§ Goal
Write the records below out again exactly as given, with no images.

§ Task inputs
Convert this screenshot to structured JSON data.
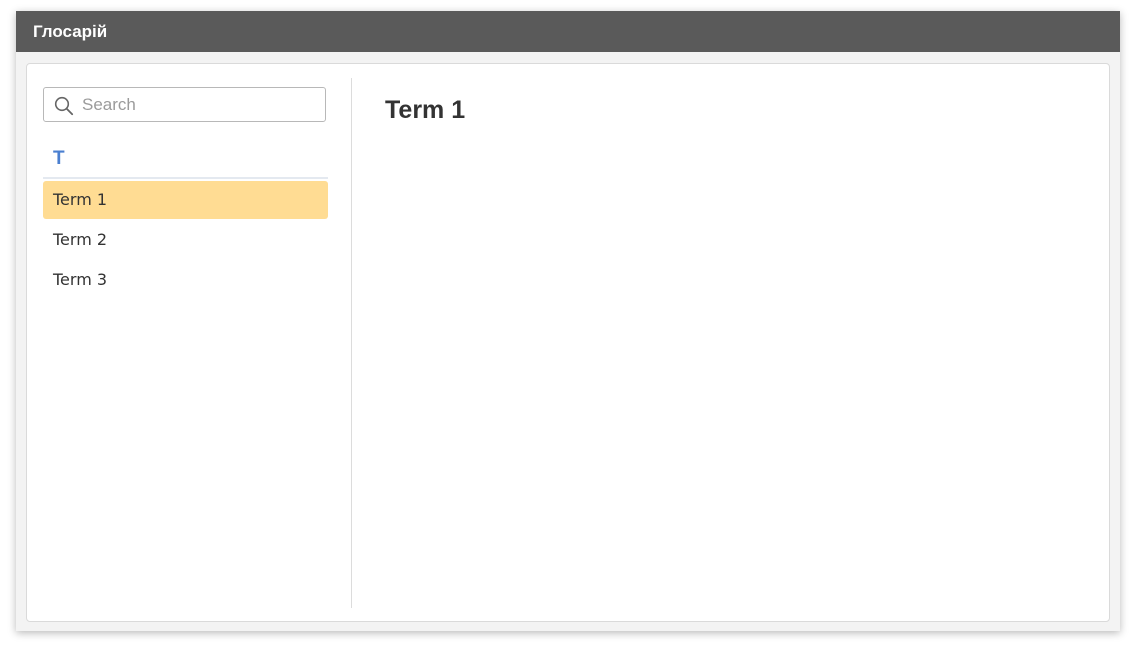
{
  "window": {
    "title": "Глосарій"
  },
  "search": {
    "placeholder": "Search",
    "value": "",
    "icon": "search-icon"
  },
  "glossary": {
    "letter": "T",
    "terms": [
      "Term 1",
      "Term 2",
      "Term 3"
    ],
    "selected_index": 0
  },
  "content": {
    "title": "Term 1"
  },
  "colors": {
    "titlebar": "#5a5a5a",
    "letter_accent": "#4a7fd0",
    "selected_background": "#ffdc93"
  }
}
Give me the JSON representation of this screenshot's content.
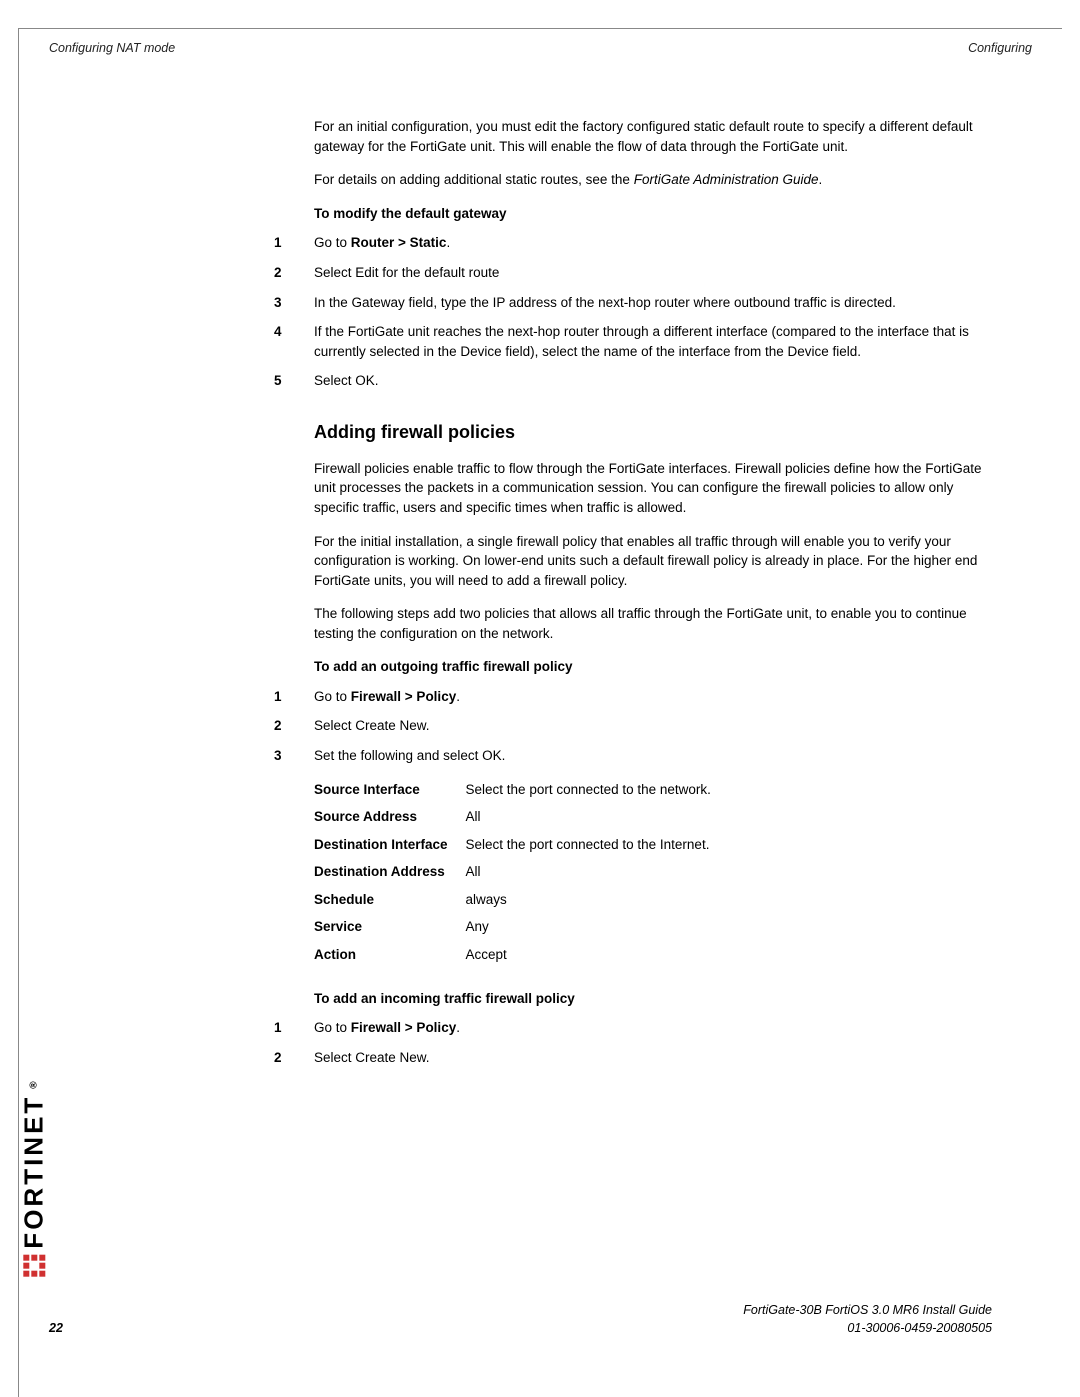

§ Result
Convert this screenshot to structured JSON data.
{
  "window": {
    "title": "Глосарій"
  },
  "search": {
    "placeholder": "Search",
    "value": "",
    "icon": "search-icon"
  },
  "glossary": {
    "letter": "T",
    "terms": [
      "Term 1",
      "Term 2",
      "Term 3"
    ],
    "selected_index": 0
  },
  "content": {
    "title": "Term 1"
  },
  "colors": {
    "titlebar": "#5a5a5a",
    "letter_accent": "#4a7fd0",
    "selected_background": "#ffdc93"
  }
}
Give me the JSON representation of this screenshot's content.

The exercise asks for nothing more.